_Material shown:_
▽
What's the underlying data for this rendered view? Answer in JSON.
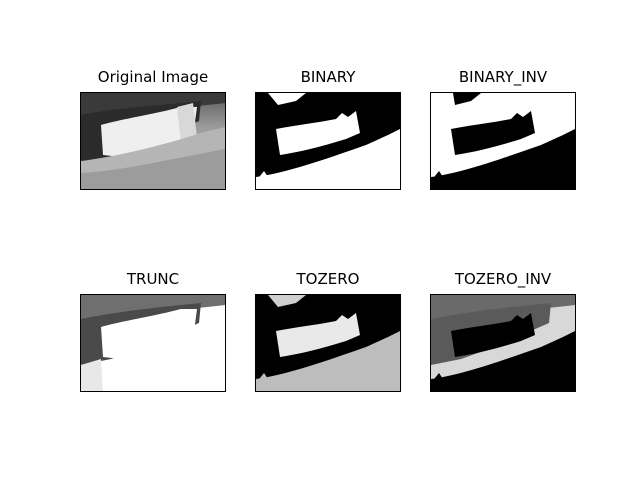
{
  "panels": [
    {
      "title": "Original Image",
      "kind": "original"
    },
    {
      "title": "BINARY",
      "kind": "binary"
    },
    {
      "title": "BINARY_INV",
      "kind": "binary_inv"
    },
    {
      "title": "TRUNC",
      "kind": "trunc"
    },
    {
      "title": "TOZERO",
      "kind": "tozero"
    },
    {
      "title": "TOZERO_INV",
      "kind": "tozero_inv"
    }
  ]
}
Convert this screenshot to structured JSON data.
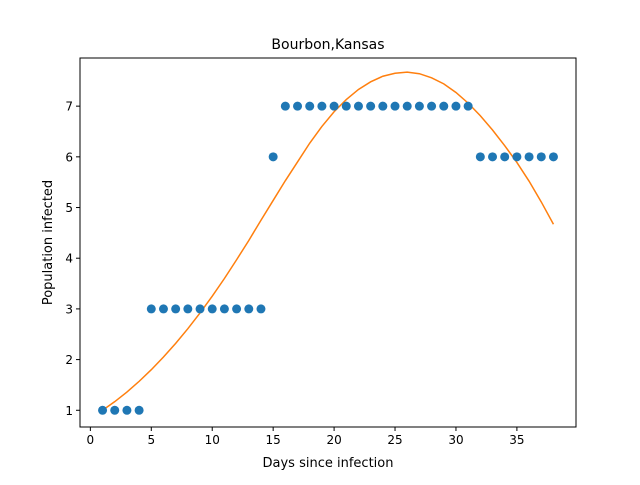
{
  "chart_data": {
    "type": "scatter",
    "title": "Bourbon,Kansas",
    "xlabel": "Days since infection",
    "ylabel": "Population infected",
    "xlim": [
      -0.85,
      39.85
    ],
    "ylim": [
      0.67,
      7.95
    ],
    "xticks": [
      0,
      5,
      10,
      15,
      20,
      25,
      30,
      35
    ],
    "yticks": [
      1,
      2,
      3,
      4,
      5,
      6,
      7
    ],
    "grid": false,
    "legend": "none",
    "series": [
      {
        "kind": "scatter",
        "color": "#1f77b4",
        "x": [
          1,
          2,
          3,
          4,
          5,
          6,
          7,
          8,
          9,
          10,
          11,
          12,
          13,
          14,
          15,
          16,
          17,
          18,
          19,
          20,
          21,
          22,
          23,
          24,
          25,
          26,
          27,
          28,
          29,
          30,
          31,
          32,
          33,
          34,
          35,
          36,
          37,
          38
        ],
        "y": [
          1,
          1,
          1,
          1,
          3,
          3,
          3,
          3,
          3,
          3,
          3,
          3,
          3,
          3,
          6,
          7,
          7,
          7,
          7,
          7,
          7,
          7,
          7,
          7,
          7,
          7,
          7,
          7,
          7,
          7,
          7,
          6,
          6,
          6,
          6,
          6,
          6,
          6
        ]
      },
      {
        "kind": "line",
        "color": "#ff7f0e",
        "x": [
          1,
          2,
          3,
          4,
          5,
          6,
          7,
          8,
          9,
          10,
          11,
          12,
          13,
          14,
          15,
          16,
          17,
          18,
          19,
          20,
          21,
          22,
          23,
          24,
          25,
          26,
          27,
          28,
          29,
          30,
          31,
          32,
          33,
          34,
          35,
          36,
          37,
          38
        ],
        "y": [
          1.0,
          1.17,
          1.36,
          1.57,
          1.8,
          2.05,
          2.32,
          2.61,
          2.92,
          3.25,
          3.6,
          3.97,
          4.35,
          4.75,
          5.14,
          5.53,
          5.9,
          6.27,
          6.6,
          6.89,
          7.13,
          7.33,
          7.48,
          7.59,
          7.65,
          7.67,
          7.64,
          7.56,
          7.44,
          7.27,
          7.06,
          6.81,
          6.53,
          6.22,
          5.89,
          5.52,
          5.11,
          4.67
        ]
      }
    ]
  }
}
△
_Exercise:_
Leave out all pictures, then copy the remaining material exactly.

_Solution to this exercise:_
What's the underlying data for this rendered view? Answer in JSON.
{
  "panels": [
    {
      "title": "Original Image",
      "kind": "original"
    },
    {
      "title": "BINARY",
      "kind": "binary"
    },
    {
      "title": "BINARY_INV",
      "kind": "binary_inv"
    },
    {
      "title": "TRUNC",
      "kind": "trunc"
    },
    {
      "title": "TOZERO",
      "kind": "tozero"
    },
    {
      "title": "TOZERO_INV",
      "kind": "tozero_inv"
    }
  ]
}
Convert this screenshot to structured JSON data.
{
  "chart_data": {
    "type": "scatter",
    "title": "Bourbon,Kansas",
    "xlabel": "Days since infection",
    "ylabel": "Population infected",
    "xlim": [
      -0.85,
      39.85
    ],
    "ylim": [
      0.67,
      7.95
    ],
    "xticks": [
      0,
      5,
      10,
      15,
      20,
      25,
      30,
      35
    ],
    "yticks": [
      1,
      2,
      3,
      4,
      5,
      6,
      7
    ],
    "grid": false,
    "legend": "none",
    "series": [
      {
        "kind": "scatter",
        "color": "#1f77b4",
        "x": [
          1,
          2,
          3,
          4,
          5,
          6,
          7,
          8,
          9,
          10,
          11,
          12,
          13,
          14,
          15,
          16,
          17,
          18,
          19,
          20,
          21,
          22,
          23,
          24,
          25,
          26,
          27,
          28,
          29,
          30,
          31,
          32,
          33,
          34,
          35,
          36,
          37,
          38
        ],
        "y": [
          1,
          1,
          1,
          1,
          3,
          3,
          3,
          3,
          3,
          3,
          3,
          3,
          3,
          3,
          6,
          7,
          7,
          7,
          7,
          7,
          7,
          7,
          7,
          7,
          7,
          7,
          7,
          7,
          7,
          7,
          7,
          6,
          6,
          6,
          6,
          6,
          6,
          6
        ]
      },
      {
        "kind": "line",
        "color": "#ff7f0e",
        "x": [
          1,
          2,
          3,
          4,
          5,
          6,
          7,
          8,
          9,
          10,
          11,
          12,
          13,
          14,
          15,
          16,
          17,
          18,
          19,
          20,
          21,
          22,
          23,
          24,
          25,
          26,
          27,
          28,
          29,
          30,
          31,
          32,
          33,
          34,
          35,
          36,
          37,
          38
        ],
        "y": [
          1.0,
          1.17,
          1.36,
          1.57,
          1.8,
          2.05,
          2.32,
          2.61,
          2.92,
          3.25,
          3.6,
          3.97,
          4.35,
          4.75,
          5.14,
          5.53,
          5.9,
          6.27,
          6.6,
          6.89,
          7.13,
          7.33,
          7.48,
          7.59,
          7.65,
          7.67,
          7.64,
          7.56,
          7.44,
          7.27,
          7.06,
          6.81,
          6.53,
          6.22,
          5.89,
          5.52,
          5.11,
          4.67
        ]
      }
    ]
  }
}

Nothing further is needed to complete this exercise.